RECORD LIST:
►

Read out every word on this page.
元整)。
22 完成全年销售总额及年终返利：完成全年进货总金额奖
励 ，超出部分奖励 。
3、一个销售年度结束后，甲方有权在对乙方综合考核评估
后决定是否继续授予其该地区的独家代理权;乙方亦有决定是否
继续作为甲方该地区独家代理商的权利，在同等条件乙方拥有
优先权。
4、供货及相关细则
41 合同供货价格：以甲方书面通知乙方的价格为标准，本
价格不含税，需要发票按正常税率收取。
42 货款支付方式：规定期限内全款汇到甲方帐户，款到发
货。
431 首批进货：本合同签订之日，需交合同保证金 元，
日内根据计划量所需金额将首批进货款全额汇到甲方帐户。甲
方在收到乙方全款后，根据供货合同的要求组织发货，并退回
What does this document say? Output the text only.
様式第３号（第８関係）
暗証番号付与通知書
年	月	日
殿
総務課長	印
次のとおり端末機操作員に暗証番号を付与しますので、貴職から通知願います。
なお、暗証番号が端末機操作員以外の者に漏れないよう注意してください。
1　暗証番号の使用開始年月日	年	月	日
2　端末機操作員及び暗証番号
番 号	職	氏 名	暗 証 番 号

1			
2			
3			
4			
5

◄

TASK DETAILS:
The lines to quote run from the one containing "What does this" through the final line of the material above; please give them exactly, both ends included, and nothing else.

EXERCISE OUTPUT:
What does this document say? Output the text only.
様式第３号（第８関係）
暗証番号付与通知書
年	月	日
殿
総務課長	印
次のとおり端末機操作員に暗証番号を付与しますので、貴職から通知願います。
なお、暗証番号が端末機操作員以外の者に漏れないよう注意してください。
1　暗証番号の使用開始年月日	年	月	日
2　端末機操作員及び暗証番号
番 号	職	氏 名	暗 証 番 号

1			
2			
3			
4			
5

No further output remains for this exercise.